> [Set exercise]: Write out every line of the records exactly as they appear, leaving out the pictures.

Page element annotations:
......
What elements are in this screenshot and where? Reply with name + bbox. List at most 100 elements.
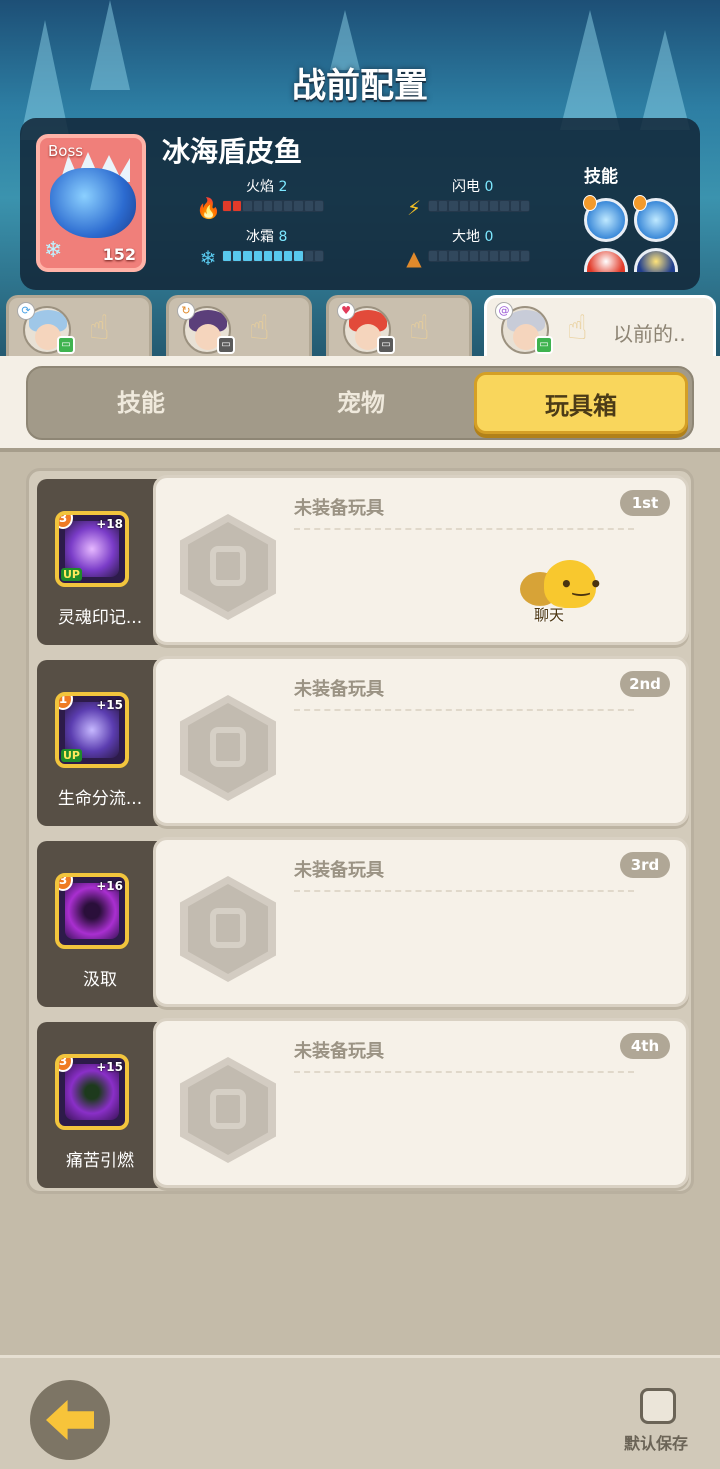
stat-bar-segment [253,251,262,261]
stat-label: 闪电 0 [452,179,494,195]
boss-skill-icon[interactable] [584,248,628,272]
chat-status-icon: ▭ [535,336,553,354]
tap-hand-icon: ☝ [409,308,430,348]
stat-label: 冰霜 8 [246,229,288,245]
earth-icon: ▲ [406,246,422,270]
boss-skill-icon[interactable] [634,248,678,272]
stat-bar-segment [490,251,499,261]
skill-bonus: +18 [96,517,123,531]
skills-label: 技能 [584,167,618,187]
stat-bar-segment [243,251,252,261]
skill-name: 生命分流... [57,789,143,809]
default-save-label: 默认保存 [624,1434,689,1453]
stat-bar-segment [500,201,509,211]
stat-bar-segment [459,201,468,211]
empty-toy-icon [180,695,276,801]
tab-pets[interactable]: 宠物 [254,372,468,434]
stat-bar-segment [274,251,283,261]
stat-bar-segment [439,201,448,211]
stat-bar-segment [253,201,262,211]
slot-rank-badge: 1st [620,490,670,516]
stat-bar-segment [500,251,509,261]
stat-bar-segment [429,201,438,211]
skill-panel: 3 +15 痛苦引燃 [37,1022,163,1188]
toy-slot[interactable]: 未装备玩具 2nd [153,656,689,826]
party-tab-2[interactable]: ↻ ▭ ☝ [166,295,312,359]
toy-slot[interactable]: 未装备玩具 4th [153,1018,689,1188]
skill-panel: 1 +15 UP 生命分流... [37,660,163,826]
stat-bar-segment [243,201,252,211]
chat-status-icon: ▭ [377,336,395,354]
slot-rank-badge: 3rd [620,852,670,878]
fire-element-icon: ↻ [177,302,195,320]
toy-slot[interactable]: 未装备玩具 1st [153,475,689,645]
skill-name: 痛苦引燃 [66,1151,134,1171]
list-item: 3 +15 痛苦引燃 未装备玩具 4th [37,1018,689,1188]
boss-name: 冰海盾皮鱼 [162,135,303,168]
stat-bar-segment [429,251,438,261]
stat-bar-segment [284,201,293,211]
chat-button[interactable]: •‿• 聊天 [520,560,602,626]
back-arrow-icon [46,1400,94,1440]
stat-bar-segment [314,201,324,211]
default-save-toggle[interactable]: 默认保存 [618,1388,708,1458]
stat-bar [428,200,530,212]
boss-portrait[interactable]: Boss ❄ 152 [36,134,146,272]
party-tab-1[interactable]: ⟳ ▭ ☝ [6,295,152,359]
boss-level: 152 [102,245,136,264]
party-tab-3[interactable]: ♥ ▭ ☝ [326,295,472,359]
segment-bar: 技能 宠物 玩具箱 [0,356,720,452]
upgrade-badge: UP [61,568,82,581]
soul-mark-skill-icon[interactable]: 3 +18 UP [55,511,129,587]
upgrade-badge: UP [61,749,82,762]
slot-rank-badge: 4th [620,1033,670,1059]
back-button[interactable] [30,1380,110,1460]
boss-creature-image [50,168,136,238]
toy-slot[interactable]: 未装备玩具 3rd [153,837,689,1007]
page-title: 战前配置 [292,66,428,106]
party-tab-4[interactable]: @ ▭ ☝ 以前的.. [484,295,716,359]
tab-toybox[interactable]: 玩具箱 [474,372,688,434]
stat-bar-segment [449,251,458,261]
pain-ignite-skill-icon[interactable]: 3 +15 [55,1054,129,1130]
stat-bar [428,250,530,262]
segmented-control: 技能 宠物 玩具箱 [26,366,694,440]
slot-rank-badge: 2nd [620,671,670,697]
tap-hand-icon: ☝ [89,308,110,348]
stat-bar-segment [263,201,273,211]
divider [294,890,634,892]
lightning-icon: ⚡ [406,196,422,220]
checkbox[interactable] [640,1388,676,1424]
stat-bar-segment [459,251,468,261]
stat-bar-segment [480,201,489,211]
boss-info-panel: Boss ❄ 152 冰海盾皮鱼 火焰 2 🔥 闪电 0 ⚡ 冰霜 8 ❄ 大地… [20,118,700,290]
stat-bar-segment [469,251,479,261]
stat-frost: 冰霜 8 ❄ [196,226,336,270]
stat-bar-segment [449,201,458,211]
snowflake-icon: ❄ [44,238,63,263]
empty-toy-icon [180,514,276,620]
stat-label: 大地 0 [452,229,494,245]
chat-status-icon: ▭ [217,336,235,354]
stat-bar [222,200,324,212]
stat-bar-segment [490,201,499,211]
divider [294,709,634,711]
bottom-bar: 默认保存 [0,1355,720,1469]
life-tap-skill-icon[interactable]: 1 +15 UP [55,692,129,768]
stat-bar-segment [274,201,283,211]
boss-skill-icon[interactable] [583,195,628,242]
stat-bar-segment [304,251,313,261]
stat-bar-segment [223,251,232,261]
drain-skill-icon[interactable]: 3 +16 [55,873,129,949]
skill-bonus: +15 [96,698,123,712]
stat-bar-segment [520,201,530,211]
stat-bar-segment [294,201,303,211]
stat-bar-segment [314,251,324,261]
tab-skills[interactable]: 技能 [34,372,248,434]
stat-fire: 火焰 2 🔥 [196,176,336,220]
stat-bar-segment [469,201,479,211]
skill-panel: 3 +16 汲取 [37,841,163,1007]
stat-bar-segment [233,251,242,261]
boss-skill-icon[interactable] [633,195,678,242]
stat-bar-segment [263,251,273,261]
......
> [Task output]:
What elements are in this screenshot and where? Reply with name + bbox. List at most 100 elements.
stat-bar-segment [253,251,262,261]
stat-label: 闪电 0 [452,179,494,195]
boss-skill-icon[interactable] [584,248,628,272]
chat-status-icon: ▭ [535,336,553,354]
tap-hand-icon: ☝ [409,308,430,348]
stat-label: 冰霜 8 [246,229,288,245]
earth-icon: ▲ [406,246,422,270]
boss-skill-icon[interactable] [634,248,678,272]
stat-bar-segment [490,251,499,261]
skill-bonus: +18 [96,517,123,531]
skills-label: 技能 [584,167,618,187]
stat-bar-segment [243,251,252,261]
skill-name: 生命分流... [57,789,143,809]
default-save-label: 默认保存 [624,1434,689,1453]
stat-bar-segment [500,201,509,211]
stat-bar-segment [459,201,468,211]
empty-toy-icon [180,695,276,801]
tab-pets[interactable]: 宠物 [254,372,468,434]
stat-bar-segment [274,251,283,261]
stat-bar-segment [439,201,448,211]
stat-bar-segment [253,201,262,211]
slot-rank-badge: 1st [620,490,670,516]
stat-bar-segment [500,251,509,261]
stat-bar-segment [429,201,438,211]
skill-panel: 3 +15 痛苦引燃 [37,1022,163,1188]
toy-slot[interactable]: 未装备玩具 2nd [153,656,689,826]
party-tab-2[interactable]: ↻ ▭ ☝ [166,295,312,359]
toy-slot[interactable]: 未装备玩具 4th [153,1018,689,1188]
skill-panel: 1 +15 UP 生命分流... [37,660,163,826]
stat-bar-segment [243,201,252,211]
chat-status-icon: ▭ [377,336,395,354]
slot-rank-badge: 3rd [620,852,670,878]
fire-element-icon: ↻ [177,302,195,320]
toy-slot[interactable]: 未装备玩具 1st [153,475,689,645]
skill-name: 痛苦引燃 [66,1151,134,1171]
list-item: 3 +15 痛苦引燃 未装备玩具 4th [37,1018,689,1188]
boss-name: 冰海盾皮鱼 [162,135,303,168]
stat-bar-segment [429,251,438,261]
stat-bar-segment [284,201,293,211]
chat-button[interactable]: •‿• 聊天 [520,560,602,626]
back-arrow-icon [46,1400,94,1440]
stat-bar-segment [314,201,324,211]
default-save-toggle[interactable]: 默认保存 [618,1388,708,1458]
stat-bar [428,200,530,212]
boss-portrait[interactable]: Boss ❄ 152 [36,134,146,272]
party-tab-1[interactable]: ⟳ ▭ ☝ [6,295,152,359]
boss-level: 152 [102,245,136,264]
party-tab-3[interactable]: ♥ ▭ ☝ [326,295,472,359]
segment-bar: 技能 宠物 玩具箱 [0,356,720,452]
upgrade-badge: UP [61,568,82,581]
soul-mark-skill-icon[interactable]: 3 +18 UP [55,511,129,587]
upgrade-badge: UP [61,749,82,762]
slot-rank-badge: 4th [620,1033,670,1059]
back-button[interactable] [30,1380,110,1460]
boss-creature-image [50,168,136,238]
toy-slot[interactable]: 未装备玩具 3rd [153,837,689,1007]
page-title: 战前配置 [292,66,428,106]
party-tab-4[interactable]: @ ▭ ☝ 以前的.. [484,295,716,359]
tab-toybox[interactable]: 玩具箱 [474,372,688,434]
stat-bar-segment [449,251,458,261]
pain-ignite-skill-icon[interactable]: 3 +15 [55,1054,129,1130]
stat-bar [428,250,530,262]
segmented-control: 技能 宠物 玩具箱 [26,366,694,440]
slot-rank-badge: 2nd [620,671,670,697]
tap-hand-icon: ☝ [89,308,110,348]
stat-bar-segment [263,201,273,211]
divider [294,890,634,892]
lightning-icon: ⚡ [406,196,422,220]
checkbox[interactable] [640,1388,676,1424]
stat-bar-segment [459,251,468,261]
stat-bar-segment [480,201,489,211]
boss-info-panel: Boss ❄ 152 冰海盾皮鱼 火焰 2 🔥 闪电 0 ⚡ 冰霜 8 ❄ 大地… [20,118,700,290]
stat-bar-segment [469,251,479,261]
stat-frost: 冰霜 8 ❄ [196,226,336,270]
stat-bar-segment [449,201,458,211]
snowflake-icon: ❄ [44,238,63,263]
empty-toy-icon [180,514,276,620]
stat-label: 大地 0 [452,229,494,245]
chat-status-icon: ▭ [217,336,235,354]
stat-bar [222,200,324,212]
stat-bar-segment [490,201,499,211]
divider [294,709,634,711]
bottom-bar: 默认保存 [0,1355,720,1469]
life-tap-skill-icon[interactable]: 1 +15 UP [55,692,129,768]
stat-bar-segment [274,201,283,211]
boss-skill-icon[interactable] [583,195,628,242]
stat-bar-segment [304,251,313,261]
stat-bar-segment [223,251,232,261]
drain-skill-icon[interactable]: 3 +16 [55,873,129,949]
skill-bonus: +15 [96,698,123,712]
stat-bar-segment [520,201,530,211]
stat-bar-segment [294,201,303,211]
stat-bar-segment [314,251,324,261]
tab-skills[interactable]: 技能 [34,372,248,434]
stat-fire: 火焰 2 🔥 [196,176,336,220]
stat-bar-segment [469,201,479,211]
skill-panel: 3 +16 汲取 [37,841,163,1007]
stat-bar-segment [233,251,242,261]
boss-skill-icon[interactable] [633,195,678,242]
stat-bar-segment [263,251,273,261]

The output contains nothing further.